Data for the task:
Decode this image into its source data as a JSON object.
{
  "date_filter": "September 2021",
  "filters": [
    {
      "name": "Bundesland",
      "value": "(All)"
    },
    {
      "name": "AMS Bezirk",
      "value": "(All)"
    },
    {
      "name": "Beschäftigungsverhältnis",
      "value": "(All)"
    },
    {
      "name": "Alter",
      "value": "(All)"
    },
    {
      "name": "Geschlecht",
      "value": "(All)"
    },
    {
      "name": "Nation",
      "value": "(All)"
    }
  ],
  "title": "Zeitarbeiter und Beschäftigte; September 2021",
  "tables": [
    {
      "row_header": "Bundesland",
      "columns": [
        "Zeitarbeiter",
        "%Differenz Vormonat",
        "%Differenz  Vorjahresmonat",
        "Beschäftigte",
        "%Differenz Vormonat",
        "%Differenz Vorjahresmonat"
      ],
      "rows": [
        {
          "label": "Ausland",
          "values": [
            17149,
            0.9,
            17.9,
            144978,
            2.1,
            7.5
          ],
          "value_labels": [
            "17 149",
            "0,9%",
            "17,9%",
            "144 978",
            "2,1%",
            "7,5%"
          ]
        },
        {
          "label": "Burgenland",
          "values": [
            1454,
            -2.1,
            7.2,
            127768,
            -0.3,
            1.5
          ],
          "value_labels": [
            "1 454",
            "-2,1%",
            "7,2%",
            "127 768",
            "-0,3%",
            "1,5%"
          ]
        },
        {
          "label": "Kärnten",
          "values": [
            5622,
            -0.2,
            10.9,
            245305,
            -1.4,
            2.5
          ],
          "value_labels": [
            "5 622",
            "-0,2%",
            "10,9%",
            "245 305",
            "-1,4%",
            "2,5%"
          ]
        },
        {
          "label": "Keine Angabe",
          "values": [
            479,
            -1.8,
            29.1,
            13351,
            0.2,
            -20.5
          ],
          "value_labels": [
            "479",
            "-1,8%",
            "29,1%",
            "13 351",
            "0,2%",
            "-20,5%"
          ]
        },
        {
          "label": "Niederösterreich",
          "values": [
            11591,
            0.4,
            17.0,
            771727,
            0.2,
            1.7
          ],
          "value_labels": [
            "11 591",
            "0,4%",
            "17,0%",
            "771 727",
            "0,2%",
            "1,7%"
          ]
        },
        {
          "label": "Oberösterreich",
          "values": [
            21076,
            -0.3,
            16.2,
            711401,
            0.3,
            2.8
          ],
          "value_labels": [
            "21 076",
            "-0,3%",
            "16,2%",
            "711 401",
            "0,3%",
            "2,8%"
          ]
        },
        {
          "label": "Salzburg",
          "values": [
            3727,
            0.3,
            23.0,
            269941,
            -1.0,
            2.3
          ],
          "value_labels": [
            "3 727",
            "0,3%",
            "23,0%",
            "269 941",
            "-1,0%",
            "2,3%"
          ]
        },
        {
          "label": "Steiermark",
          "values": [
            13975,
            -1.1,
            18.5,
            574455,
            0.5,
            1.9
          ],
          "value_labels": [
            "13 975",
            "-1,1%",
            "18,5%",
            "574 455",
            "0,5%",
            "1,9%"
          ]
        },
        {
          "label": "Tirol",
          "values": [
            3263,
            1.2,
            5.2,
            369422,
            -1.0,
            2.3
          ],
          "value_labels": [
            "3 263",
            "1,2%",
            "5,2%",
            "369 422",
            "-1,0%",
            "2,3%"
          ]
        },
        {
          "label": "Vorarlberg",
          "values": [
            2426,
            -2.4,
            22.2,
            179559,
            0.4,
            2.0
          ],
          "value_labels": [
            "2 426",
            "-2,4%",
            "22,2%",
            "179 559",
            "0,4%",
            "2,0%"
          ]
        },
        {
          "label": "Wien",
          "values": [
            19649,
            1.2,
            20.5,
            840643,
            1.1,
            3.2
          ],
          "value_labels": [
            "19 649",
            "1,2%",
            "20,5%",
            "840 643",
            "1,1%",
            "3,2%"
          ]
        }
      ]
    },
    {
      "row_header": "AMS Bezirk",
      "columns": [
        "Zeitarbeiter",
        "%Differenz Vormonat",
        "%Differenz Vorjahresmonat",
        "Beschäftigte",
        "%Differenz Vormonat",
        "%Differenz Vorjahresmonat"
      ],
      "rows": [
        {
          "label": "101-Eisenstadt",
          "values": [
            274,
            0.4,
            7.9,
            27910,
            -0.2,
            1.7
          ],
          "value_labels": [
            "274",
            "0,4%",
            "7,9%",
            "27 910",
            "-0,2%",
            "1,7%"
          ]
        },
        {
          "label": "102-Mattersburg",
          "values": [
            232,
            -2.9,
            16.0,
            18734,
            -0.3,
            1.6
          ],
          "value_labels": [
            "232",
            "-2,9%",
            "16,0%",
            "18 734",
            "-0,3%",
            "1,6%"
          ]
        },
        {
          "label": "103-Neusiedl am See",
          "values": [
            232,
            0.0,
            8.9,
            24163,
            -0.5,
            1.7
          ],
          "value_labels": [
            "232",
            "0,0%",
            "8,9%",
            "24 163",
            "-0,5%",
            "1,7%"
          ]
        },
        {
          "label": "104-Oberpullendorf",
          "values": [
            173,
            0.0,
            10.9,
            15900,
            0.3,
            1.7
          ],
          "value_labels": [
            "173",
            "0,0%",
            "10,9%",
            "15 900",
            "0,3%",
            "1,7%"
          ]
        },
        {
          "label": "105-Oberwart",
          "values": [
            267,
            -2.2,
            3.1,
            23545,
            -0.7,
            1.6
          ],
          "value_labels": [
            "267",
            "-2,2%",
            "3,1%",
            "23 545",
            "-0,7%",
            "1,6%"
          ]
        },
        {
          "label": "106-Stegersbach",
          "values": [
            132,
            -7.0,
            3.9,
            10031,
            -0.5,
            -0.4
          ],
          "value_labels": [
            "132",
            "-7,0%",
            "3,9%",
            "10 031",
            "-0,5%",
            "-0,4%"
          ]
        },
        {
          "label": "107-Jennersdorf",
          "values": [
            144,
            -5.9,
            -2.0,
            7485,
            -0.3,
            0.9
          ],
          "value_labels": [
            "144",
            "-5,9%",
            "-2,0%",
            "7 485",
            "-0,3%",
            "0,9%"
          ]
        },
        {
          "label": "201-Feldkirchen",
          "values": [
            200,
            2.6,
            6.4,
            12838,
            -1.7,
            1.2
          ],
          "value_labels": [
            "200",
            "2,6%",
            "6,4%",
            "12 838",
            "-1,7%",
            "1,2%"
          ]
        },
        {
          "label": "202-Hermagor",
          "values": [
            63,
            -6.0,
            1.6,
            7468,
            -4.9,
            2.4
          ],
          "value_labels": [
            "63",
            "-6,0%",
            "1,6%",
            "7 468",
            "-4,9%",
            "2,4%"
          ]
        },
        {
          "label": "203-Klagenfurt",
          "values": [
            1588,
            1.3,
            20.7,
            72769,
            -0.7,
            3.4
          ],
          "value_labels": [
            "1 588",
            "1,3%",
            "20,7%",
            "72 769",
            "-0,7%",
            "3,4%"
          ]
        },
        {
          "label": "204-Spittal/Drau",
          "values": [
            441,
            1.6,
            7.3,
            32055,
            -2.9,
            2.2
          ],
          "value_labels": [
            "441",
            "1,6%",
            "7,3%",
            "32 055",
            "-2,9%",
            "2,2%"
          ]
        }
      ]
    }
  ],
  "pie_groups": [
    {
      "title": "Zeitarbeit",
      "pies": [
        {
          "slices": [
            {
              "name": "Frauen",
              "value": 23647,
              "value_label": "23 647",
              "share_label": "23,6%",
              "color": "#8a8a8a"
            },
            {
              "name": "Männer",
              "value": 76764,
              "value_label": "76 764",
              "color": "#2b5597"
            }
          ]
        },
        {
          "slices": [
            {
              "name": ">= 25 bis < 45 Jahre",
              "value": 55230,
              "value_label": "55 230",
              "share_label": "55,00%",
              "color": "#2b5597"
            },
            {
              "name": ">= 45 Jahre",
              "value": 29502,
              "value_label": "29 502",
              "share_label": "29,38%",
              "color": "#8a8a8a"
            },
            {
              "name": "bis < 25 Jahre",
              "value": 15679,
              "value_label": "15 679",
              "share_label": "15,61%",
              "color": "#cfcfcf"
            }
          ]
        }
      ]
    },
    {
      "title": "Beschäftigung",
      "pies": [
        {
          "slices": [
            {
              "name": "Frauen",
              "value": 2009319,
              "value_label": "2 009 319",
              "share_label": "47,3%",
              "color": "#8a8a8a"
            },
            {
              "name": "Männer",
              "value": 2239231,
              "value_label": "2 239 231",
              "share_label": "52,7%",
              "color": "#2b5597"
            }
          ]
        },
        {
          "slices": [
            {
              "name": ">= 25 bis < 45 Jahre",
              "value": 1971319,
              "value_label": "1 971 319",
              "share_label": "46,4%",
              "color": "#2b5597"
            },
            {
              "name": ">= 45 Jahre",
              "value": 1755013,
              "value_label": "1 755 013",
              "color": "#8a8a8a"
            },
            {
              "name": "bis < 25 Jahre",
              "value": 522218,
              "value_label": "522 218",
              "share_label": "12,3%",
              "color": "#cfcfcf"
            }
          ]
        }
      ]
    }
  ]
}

Requirement: Pull out every line of the records above that contains the word "title".

Task output:
  "title": "Zeitarbeiter und Beschäftigte; September 2021",
      "title": "Zeitarbeit",
      "title": "Beschäftigung",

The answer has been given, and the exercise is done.